Document extract -
◇ ◇ ◇ ◇

The financial giants investigated by Pecora were the technology giants of their era, in terms of both their economic importance and their cultural prestige. Investment banks investigated by the commission, like J. P. Morgan & Co., were businesses with small numbers of employees that generated huge wealth. Time magazine described the banks as “the greatest and most legendary private business[es] of modern times.”20 Banks like J. P. Morgan’s—“the most famous and powerful in the whole world”—were condemned by the press as “fail[ing] under a test of [their] pride and prestige.”21 To the anger of the public, Pecora also exposed the tendency of these businesses to pay little or no tax, a controversy echoed in modern-day investigations into the global online advertising platforms.22

Importantly, the Pecora Commission shone light on the critical role that a lack of transparency played in bringing about the Great Crash. Buyers of securities simply could not get a full picture of what they were purchasing or of the conflicting interests that the sellers might have had in the transaction. Blue-sky laws, which mandated these disclosures, operated at the state level and were easily circumvented.23 Rules mandated by stock exchanges were voluntary and similarly easy to evade.24

The commission inspired the passage of the Securities Act of 1933, which tackled the transparency issue head-on. Critically, the act established a “disclosure philosophy” that is even today “generally regarded as the appropriate or inevitable method of regulating corporate finance.”25 In brief, the act set up a process by which certain significant categories of securities were to be “registered” with the Federal Trade Commission—later the Securities and Exchange Commission—prior to being sold. The registration process requires the issuer of a security to disclose to the public a wide range of information about the company. This includes facts about its controlling board, financials, and other key information. Individuals who sign registration statements on behalf of the company issuing securities are held legally liable for any inaccuracies in the registration statement. The assurance that these documents were signed under this threat, in turn, is designed to support investor confidence in the viability of the assets being traded in the marketplace. This basic registration framework still governs the issuance of stocks and other securities within the United States today.

◇ ◇ ◇ ◇

Information provided -
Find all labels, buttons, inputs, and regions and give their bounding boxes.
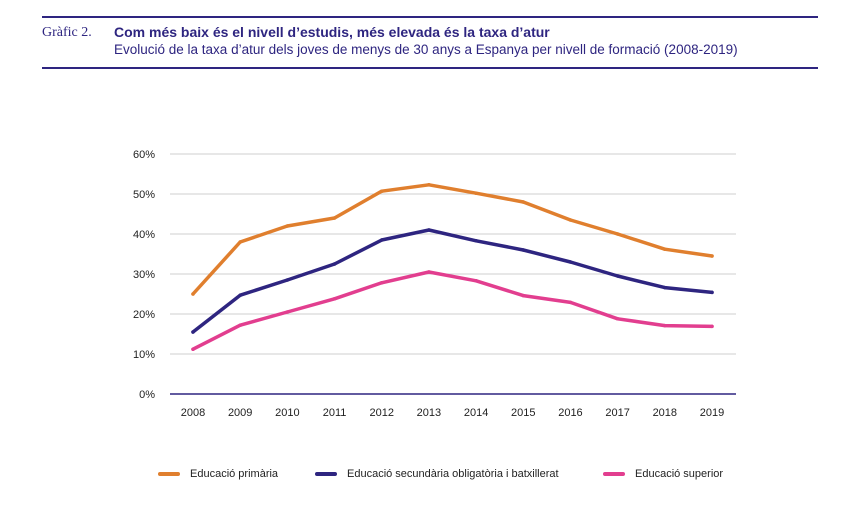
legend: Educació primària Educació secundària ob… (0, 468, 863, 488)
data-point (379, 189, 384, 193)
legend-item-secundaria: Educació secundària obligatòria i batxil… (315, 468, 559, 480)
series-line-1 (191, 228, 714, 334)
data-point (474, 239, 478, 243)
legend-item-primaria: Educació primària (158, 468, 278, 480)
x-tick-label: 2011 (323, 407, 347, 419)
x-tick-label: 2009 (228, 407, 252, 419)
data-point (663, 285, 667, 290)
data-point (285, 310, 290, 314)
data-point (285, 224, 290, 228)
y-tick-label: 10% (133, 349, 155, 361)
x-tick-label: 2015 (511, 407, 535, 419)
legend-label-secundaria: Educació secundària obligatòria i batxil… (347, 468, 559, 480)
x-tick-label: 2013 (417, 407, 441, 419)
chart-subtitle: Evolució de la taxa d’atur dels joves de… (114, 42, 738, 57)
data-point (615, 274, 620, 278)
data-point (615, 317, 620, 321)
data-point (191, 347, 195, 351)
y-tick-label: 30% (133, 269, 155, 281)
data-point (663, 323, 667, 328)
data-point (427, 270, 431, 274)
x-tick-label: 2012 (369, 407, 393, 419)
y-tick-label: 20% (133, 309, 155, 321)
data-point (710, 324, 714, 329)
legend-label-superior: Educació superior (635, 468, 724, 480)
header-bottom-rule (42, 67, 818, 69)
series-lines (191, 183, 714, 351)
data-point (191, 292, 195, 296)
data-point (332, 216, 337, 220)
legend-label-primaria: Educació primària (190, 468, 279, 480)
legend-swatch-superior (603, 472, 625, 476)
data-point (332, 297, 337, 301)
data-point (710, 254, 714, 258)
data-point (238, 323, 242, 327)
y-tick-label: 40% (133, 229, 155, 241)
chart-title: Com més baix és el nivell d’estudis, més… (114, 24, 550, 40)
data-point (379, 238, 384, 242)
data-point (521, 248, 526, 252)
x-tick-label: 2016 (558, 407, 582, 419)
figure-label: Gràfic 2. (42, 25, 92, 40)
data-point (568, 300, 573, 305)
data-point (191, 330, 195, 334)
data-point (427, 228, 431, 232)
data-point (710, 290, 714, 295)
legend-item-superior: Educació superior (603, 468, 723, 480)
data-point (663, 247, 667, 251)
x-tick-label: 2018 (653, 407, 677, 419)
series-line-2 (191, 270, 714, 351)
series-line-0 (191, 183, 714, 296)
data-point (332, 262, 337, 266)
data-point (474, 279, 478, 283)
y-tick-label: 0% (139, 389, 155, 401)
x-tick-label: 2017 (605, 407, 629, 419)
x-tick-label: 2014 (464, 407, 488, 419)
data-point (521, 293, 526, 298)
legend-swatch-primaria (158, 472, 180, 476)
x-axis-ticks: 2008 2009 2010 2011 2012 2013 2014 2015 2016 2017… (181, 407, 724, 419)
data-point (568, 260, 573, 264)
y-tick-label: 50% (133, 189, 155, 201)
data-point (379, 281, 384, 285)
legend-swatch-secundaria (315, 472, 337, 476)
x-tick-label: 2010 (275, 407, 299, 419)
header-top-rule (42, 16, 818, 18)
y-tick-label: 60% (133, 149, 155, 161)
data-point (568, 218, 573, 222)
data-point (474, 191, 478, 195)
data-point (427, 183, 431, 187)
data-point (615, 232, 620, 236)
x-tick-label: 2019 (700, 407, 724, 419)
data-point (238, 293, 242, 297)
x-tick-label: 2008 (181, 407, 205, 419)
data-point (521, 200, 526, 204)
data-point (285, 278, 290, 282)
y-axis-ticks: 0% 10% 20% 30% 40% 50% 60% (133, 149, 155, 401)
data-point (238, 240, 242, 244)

◇ ◇ ◇ ◇

Objective - In the text on the Pecora Commission, which agency did the Securities Act of 1933 first require certain securities to be registered with before they could be sold?

Exercise solution - The Federal Trade Commission, later the Securities and Exchange Commission.